• [DO THIS] The data below is to be returned in full and exactly.

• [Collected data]
┌──
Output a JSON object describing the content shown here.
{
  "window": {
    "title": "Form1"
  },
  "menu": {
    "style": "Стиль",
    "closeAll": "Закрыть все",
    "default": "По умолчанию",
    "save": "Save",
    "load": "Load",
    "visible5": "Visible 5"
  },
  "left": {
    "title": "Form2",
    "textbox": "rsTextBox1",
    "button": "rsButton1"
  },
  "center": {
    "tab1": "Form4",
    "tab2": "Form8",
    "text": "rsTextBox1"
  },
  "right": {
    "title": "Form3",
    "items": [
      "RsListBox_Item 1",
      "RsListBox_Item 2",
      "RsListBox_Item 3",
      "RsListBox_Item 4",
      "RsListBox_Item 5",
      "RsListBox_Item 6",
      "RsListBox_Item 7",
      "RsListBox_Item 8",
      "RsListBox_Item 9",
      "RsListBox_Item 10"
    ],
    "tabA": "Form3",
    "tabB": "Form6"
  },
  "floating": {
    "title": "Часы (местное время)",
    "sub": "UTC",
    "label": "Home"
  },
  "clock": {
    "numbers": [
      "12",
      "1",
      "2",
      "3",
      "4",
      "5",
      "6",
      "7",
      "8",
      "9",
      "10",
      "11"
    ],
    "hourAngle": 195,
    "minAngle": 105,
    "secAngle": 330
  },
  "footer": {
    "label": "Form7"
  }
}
└──
• [SOLUTION BELOW]
Output a JSON object describing the content shown here.
{
  "window": {
    "title": "Form1"
  },
  "menu": {
    "style": "Стиль",
    "closeAll": "Закрыть все",
    "default": "По умолчанию",
    "save": "Save",
    "load": "Load",
    "visible5": "Visible 5"
  },
  "left": {
    "title": "Form2",
    "textbox": "rsTextBox1",
    "button": "rsButton1"
  },
  "center": {
    "tab1": "Form4",
    "tab2": "Form8",
    "text": "rsTextBox1"
  },
  "right": {
    "title": "Form3",
    "items": [
      "RsListBox_Item 1",
      "RsListBox_Item 2",
      "RsListBox_Item 3",
      "RsListBox_Item 4",
      "RsListBox_Item 5",
      "RsListBox_Item 6",
      "RsListBox_Item 7",
      "RsListBox_Item 8",
      "RsListBox_Item 9",
      "RsListBox_Item 10"
    ],
    "tabA": "Form3",
    "tabB": "Form6"
  },
  "floating": {
    "title": "Часы (местное время)",
    "sub": "UTC",
    "label": "Home"
  },
  "clock": {
    "numbers": [
      "12",
      "1",
      "2",
      "3",
      "4",
      "5",
      "6",
      "7",
      "8",
      "9",
      "10",
      "11"
    ],
    "hourAngle": 195,
    "minAngle": 105,
    "secAngle": 330
  },
  "footer": {
    "label": "Form7"
  }
}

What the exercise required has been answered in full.